===== DATA ENTRIES

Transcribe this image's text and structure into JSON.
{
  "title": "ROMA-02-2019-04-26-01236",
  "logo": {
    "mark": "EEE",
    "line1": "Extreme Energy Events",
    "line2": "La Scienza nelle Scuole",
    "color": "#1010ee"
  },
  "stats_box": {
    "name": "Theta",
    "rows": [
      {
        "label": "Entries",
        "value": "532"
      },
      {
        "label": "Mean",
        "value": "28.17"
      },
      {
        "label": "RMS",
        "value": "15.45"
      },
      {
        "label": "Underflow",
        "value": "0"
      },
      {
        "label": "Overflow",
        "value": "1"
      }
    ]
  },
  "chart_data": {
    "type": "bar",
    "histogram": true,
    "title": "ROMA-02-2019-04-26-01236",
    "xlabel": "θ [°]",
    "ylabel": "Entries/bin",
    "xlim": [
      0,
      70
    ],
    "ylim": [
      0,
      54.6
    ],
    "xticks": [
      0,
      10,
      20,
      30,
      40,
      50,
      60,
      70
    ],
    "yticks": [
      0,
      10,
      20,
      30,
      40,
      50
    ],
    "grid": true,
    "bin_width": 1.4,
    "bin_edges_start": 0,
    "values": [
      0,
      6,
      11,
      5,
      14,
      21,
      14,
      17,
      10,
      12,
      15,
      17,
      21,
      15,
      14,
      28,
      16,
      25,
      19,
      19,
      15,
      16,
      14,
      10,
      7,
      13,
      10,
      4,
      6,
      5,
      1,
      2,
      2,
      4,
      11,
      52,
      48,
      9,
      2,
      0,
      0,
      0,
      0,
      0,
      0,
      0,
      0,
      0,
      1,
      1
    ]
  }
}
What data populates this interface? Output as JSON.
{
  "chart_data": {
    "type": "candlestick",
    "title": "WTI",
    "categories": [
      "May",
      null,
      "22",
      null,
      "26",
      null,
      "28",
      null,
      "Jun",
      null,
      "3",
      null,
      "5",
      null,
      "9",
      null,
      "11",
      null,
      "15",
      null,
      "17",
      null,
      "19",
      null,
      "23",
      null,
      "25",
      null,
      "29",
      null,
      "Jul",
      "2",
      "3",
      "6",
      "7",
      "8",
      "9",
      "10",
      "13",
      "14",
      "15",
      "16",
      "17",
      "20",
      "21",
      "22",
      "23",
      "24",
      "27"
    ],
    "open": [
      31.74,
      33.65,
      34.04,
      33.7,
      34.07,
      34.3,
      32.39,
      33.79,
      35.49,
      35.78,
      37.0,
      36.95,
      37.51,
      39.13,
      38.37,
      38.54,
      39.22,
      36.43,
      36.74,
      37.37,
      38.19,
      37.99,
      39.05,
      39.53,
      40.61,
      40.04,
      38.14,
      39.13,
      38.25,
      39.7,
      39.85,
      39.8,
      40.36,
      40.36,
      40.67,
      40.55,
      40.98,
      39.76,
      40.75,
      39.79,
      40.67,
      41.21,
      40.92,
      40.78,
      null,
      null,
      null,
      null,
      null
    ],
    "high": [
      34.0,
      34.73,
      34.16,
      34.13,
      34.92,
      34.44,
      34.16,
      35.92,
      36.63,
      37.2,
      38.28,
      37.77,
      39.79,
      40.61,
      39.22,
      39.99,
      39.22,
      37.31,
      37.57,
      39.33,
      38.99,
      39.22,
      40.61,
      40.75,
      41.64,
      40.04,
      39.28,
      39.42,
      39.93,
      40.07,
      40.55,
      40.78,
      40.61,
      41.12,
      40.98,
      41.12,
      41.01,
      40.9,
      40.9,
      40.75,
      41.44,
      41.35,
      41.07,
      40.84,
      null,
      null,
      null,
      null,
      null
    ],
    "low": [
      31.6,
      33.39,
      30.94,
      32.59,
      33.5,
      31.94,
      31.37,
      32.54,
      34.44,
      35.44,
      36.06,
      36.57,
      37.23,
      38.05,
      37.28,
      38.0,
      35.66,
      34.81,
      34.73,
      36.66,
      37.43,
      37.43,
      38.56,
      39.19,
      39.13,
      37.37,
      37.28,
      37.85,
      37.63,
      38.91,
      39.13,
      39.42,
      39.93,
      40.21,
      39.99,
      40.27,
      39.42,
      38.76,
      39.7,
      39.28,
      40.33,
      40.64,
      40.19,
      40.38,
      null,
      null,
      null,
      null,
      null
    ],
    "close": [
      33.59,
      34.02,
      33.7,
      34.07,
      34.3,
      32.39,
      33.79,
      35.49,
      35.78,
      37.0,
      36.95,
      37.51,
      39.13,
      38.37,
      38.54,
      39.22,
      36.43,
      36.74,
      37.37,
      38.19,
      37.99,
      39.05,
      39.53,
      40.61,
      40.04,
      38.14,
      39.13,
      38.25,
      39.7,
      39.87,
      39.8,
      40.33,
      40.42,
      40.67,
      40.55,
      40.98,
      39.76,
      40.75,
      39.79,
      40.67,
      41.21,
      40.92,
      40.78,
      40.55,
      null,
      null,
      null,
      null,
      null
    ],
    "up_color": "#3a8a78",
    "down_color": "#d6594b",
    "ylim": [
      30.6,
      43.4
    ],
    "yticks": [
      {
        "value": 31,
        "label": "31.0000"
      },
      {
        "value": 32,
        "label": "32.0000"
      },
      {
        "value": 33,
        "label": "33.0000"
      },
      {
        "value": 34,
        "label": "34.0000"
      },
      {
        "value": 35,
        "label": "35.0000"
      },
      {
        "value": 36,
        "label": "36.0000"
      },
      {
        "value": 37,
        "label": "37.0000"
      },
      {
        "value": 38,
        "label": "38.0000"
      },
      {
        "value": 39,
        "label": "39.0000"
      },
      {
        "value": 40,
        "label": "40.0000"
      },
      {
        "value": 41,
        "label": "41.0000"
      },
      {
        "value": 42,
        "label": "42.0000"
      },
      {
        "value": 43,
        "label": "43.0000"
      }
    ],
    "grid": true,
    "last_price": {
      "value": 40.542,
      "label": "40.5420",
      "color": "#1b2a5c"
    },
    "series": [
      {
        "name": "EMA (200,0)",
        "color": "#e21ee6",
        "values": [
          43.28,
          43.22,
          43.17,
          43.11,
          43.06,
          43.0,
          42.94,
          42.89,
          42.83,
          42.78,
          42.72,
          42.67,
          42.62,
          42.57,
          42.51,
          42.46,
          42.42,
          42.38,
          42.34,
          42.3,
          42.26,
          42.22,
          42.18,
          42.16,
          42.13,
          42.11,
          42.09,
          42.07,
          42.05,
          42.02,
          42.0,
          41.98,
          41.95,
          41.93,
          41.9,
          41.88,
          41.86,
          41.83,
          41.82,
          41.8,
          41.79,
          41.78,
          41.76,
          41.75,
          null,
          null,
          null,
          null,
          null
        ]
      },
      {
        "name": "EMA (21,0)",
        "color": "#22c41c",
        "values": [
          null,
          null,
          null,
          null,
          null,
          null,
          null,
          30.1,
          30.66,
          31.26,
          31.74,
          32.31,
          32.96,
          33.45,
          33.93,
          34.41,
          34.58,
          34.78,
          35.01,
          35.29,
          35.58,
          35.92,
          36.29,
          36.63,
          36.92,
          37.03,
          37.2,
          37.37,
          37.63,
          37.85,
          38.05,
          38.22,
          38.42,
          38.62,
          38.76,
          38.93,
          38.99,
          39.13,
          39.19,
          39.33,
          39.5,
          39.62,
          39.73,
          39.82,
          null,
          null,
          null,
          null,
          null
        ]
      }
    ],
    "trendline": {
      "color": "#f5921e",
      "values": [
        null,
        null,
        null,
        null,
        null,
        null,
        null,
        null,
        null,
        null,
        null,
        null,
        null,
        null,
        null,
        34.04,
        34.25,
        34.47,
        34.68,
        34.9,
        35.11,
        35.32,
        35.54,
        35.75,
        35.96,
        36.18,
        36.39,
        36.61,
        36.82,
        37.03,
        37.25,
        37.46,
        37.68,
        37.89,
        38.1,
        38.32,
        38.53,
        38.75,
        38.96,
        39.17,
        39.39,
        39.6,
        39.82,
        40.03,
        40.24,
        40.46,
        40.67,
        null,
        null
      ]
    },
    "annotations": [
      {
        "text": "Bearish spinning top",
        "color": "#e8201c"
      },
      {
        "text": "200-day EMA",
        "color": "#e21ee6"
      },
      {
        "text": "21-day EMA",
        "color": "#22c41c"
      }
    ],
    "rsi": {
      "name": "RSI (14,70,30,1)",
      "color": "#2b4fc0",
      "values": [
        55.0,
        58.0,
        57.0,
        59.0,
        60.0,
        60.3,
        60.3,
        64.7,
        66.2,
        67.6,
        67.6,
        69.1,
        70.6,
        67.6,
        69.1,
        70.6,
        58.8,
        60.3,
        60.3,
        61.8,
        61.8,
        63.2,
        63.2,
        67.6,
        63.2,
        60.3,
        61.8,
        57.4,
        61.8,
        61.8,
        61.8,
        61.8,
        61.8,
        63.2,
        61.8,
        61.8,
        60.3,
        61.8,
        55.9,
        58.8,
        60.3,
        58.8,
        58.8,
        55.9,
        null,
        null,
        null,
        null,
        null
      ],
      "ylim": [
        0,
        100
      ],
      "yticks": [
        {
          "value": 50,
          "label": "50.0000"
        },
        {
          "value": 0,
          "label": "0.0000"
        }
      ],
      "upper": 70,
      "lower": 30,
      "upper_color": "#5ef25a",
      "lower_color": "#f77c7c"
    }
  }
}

==========

Identify and copy the lines holding the word "this".

Transcribe this image's text and structure into JSON.
What data populates this interface? Output as JSON.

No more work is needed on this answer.